▶ **EXCERPT PROVIDED**
_ _ _
THE DARK KNIGHT RISES to Feature More than an Hour of IMAX Footage

     April 22, 2012


Back in November 2010, it was rumored that director Christopher Nolan might shoot all of The Dark Knight Rises in IMAX.  In May 2011, Warner Bros. sent out a press release saying that while not all of the movie would be shot in IMAX, the technology would be used “even more extensively” than it was in The Dark Knight, which contained about 40 minutes of IMAX.  Then in December, Steve spoke with producer Emma Thomas and learned that the movie could feature more than 40 – 50 minutes of IMAX footage.  Today, The Wall Street Journal reports that there will be “more than one hour’s worth” of IMAX footage in The Dark Knight Rises.  Aw, yeah.

Hit the jump for more.  The Dark Knight Rises opens July 20th.

The-Dark-Knight-Rises-IMAX-imageSpeaking to The Wall Street Journal, Nolan explained that blockbuster movies can handle the technical requirements of the noisy, 90-pound cameras:

“There was a huge irony that we were told it would be too difficult to shoot a Hollywood movie on IMAX when we had this gigantic camera department, grips, electric, hundreds of people working for us,” says the director, whose agreement to direct “The Dark Knight” was contingent on Warner Bros. allowing him to shoot the film in IMAX. “These were cameras that had been to the top of Mount Everest, to the bottom of the ocean and into outer space, but people thought we couldn’t make a feature film. It was absurd.”

There will be plenty of 3D and IMAX post-converted blockbusters this summer, but movies shot in IMAX, not 3D, is where those blockbusters should be trying to go.  An IMAX movie is absolutely worth the cost of a ticket because it gives the viewer something they’ll never be able to get at home.  The Dark Knight Rises won’t be entirely in IMAX, but I think we can all live with getting over an hour’s worth of the spectacular format.

Finally, if you missed it, the new trailer for The Dark Knight Rises will premiere in front of The Avengers next week.  Read about it here.
_ _ _
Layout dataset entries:
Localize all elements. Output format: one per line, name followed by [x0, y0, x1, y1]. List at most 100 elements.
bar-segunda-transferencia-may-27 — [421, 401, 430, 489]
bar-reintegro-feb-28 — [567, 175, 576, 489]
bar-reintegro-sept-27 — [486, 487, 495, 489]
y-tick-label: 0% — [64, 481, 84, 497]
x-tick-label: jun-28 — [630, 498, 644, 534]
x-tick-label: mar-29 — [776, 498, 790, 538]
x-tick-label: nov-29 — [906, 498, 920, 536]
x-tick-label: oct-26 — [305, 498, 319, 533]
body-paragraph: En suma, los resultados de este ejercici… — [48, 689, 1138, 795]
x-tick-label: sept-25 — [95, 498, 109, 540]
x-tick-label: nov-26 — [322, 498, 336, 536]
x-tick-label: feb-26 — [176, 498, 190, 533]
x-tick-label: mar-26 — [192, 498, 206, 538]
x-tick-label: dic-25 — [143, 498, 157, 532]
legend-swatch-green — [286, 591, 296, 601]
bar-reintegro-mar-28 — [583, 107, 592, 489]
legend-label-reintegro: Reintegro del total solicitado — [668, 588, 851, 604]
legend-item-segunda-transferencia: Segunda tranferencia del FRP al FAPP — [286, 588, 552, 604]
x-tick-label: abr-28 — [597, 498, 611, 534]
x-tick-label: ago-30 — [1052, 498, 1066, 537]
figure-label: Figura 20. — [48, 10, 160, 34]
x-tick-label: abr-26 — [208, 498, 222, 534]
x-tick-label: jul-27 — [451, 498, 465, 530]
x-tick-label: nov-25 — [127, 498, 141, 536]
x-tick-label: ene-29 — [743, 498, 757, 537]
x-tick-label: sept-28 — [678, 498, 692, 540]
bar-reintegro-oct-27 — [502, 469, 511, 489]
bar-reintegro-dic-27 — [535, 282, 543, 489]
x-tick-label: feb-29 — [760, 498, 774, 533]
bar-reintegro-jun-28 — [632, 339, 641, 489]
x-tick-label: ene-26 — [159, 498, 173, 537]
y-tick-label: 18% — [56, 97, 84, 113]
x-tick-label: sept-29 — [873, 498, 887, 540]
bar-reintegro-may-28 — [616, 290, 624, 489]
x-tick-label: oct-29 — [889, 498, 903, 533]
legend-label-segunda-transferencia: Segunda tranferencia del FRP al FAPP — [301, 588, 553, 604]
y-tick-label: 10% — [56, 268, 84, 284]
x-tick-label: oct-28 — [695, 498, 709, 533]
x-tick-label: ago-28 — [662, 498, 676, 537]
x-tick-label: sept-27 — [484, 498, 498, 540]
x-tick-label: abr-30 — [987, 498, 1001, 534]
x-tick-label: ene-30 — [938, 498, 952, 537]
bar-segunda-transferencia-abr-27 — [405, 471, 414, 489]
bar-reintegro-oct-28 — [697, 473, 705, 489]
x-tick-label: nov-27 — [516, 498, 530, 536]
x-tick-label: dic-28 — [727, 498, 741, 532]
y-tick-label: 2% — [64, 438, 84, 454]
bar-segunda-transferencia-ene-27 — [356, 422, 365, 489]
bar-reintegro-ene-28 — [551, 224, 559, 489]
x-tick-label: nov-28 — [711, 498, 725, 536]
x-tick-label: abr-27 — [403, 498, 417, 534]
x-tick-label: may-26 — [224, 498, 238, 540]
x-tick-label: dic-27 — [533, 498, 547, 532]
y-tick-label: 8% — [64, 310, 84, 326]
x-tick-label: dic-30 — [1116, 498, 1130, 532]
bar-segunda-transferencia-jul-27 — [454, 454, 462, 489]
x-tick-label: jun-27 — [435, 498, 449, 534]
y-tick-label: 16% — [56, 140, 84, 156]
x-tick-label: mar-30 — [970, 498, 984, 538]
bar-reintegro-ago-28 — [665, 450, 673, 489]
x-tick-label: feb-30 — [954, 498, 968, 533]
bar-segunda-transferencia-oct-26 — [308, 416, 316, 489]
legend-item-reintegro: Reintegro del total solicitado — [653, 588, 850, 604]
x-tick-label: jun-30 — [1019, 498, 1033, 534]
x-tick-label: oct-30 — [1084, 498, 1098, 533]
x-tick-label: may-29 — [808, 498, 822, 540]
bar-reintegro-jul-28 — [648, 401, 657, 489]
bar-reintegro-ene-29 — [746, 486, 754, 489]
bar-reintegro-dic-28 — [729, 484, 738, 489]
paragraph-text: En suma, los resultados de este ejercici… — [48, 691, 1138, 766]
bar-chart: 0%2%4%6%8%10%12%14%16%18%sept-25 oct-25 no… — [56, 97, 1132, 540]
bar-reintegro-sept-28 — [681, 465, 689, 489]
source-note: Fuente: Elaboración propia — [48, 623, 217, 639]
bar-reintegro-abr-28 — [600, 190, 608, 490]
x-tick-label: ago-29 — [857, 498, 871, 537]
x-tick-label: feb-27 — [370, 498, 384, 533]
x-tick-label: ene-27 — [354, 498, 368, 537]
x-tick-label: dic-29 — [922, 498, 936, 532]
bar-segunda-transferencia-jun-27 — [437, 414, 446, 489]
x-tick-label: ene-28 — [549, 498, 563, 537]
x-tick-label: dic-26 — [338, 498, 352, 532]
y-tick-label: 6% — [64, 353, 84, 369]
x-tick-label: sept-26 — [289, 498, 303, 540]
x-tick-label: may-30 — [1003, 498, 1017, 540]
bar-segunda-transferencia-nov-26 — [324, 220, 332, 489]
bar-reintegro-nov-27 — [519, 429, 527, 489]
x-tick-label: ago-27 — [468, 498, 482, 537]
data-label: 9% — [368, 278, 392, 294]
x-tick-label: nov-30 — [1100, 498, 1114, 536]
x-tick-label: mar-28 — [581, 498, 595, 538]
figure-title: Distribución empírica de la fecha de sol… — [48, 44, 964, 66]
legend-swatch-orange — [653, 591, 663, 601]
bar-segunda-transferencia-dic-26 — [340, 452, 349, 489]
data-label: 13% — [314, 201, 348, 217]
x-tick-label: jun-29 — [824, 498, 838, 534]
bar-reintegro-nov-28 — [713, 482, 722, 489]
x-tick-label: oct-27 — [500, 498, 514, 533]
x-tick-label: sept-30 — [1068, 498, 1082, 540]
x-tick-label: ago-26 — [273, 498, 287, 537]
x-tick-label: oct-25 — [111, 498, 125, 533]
_ _ _
▶ **REQUEST 1**
Answer these questions about the IMAX article:
(a) About how many minutes of IMAX footage did The Dark Knight contain?
(b) How much do the IMAX cameras weigh?
(c) On what date does The Dark Knight Rises open?
▶ **REQUEST 2**
In the records, starting at the first line and ending at the line containing "x-tick-label: sept-28 — [678, 498, 692, 540]", swap "legend-swatch-green" for "legend-swatch-blue" and give those lines back with nothing else changed.

▶ **TASK OUTPUT 1**
(a) About 40 minutes
(b) 90 pounds
(c) July 20th

▶ **TASK OUTPUT 2**
Localize all elements. Output format: one per line, name followed by [x0, y0, x1, y1]. List at most 100 elements.
bar-segunda-transferencia-may-27 — [421, 401, 430, 489]
bar-reintegro-feb-28 — [567, 175, 576, 489]
bar-reintegro-sept-27 — [486, 487, 495, 489]
y-tick-label: 0% — [64, 481, 84, 497]
x-tick-label: jun-28 — [630, 498, 644, 534]
x-tick-label: mar-29 — [776, 498, 790, 538]
x-tick-label: nov-29 — [906, 498, 920, 536]
x-tick-label: oct-26 — [305, 498, 319, 533]
body-paragraph: En suma, los resultados de este ejercici… — [48, 689, 1138, 795]
x-tick-label: sept-25 — [95, 498, 109, 540]
x-tick-label: nov-26 — [322, 498, 336, 536]
x-tick-label: feb-26 — [176, 498, 190, 533]
x-tick-label: mar-26 — [192, 498, 206, 538]
x-tick-label: dic-25 — [143, 498, 157, 532]
legend-swatch-blue — [286, 591, 296, 601]
bar-reintegro-mar-28 — [583, 107, 592, 489]
legend-label-reintegro: Reintegro del total solicitado — [668, 588, 851, 604]
legend-item-segunda-transferencia: Segunda tranferencia del FRP al FAPP — [286, 588, 552, 604]
x-tick-label: abr-28 — [597, 498, 611, 534]
x-tick-label: ago-30 — [1052, 498, 1066, 537]
figure-label: Figura 20. — [48, 10, 160, 34]
x-tick-label: abr-26 — [208, 498, 222, 534]
x-tick-label: jul-27 — [451, 498, 465, 530]
x-tick-label: nov-25 — [127, 498, 141, 536]
x-tick-label: ene-29 — [743, 498, 757, 537]
x-tick-label: sept-28 — [678, 498, 692, 540]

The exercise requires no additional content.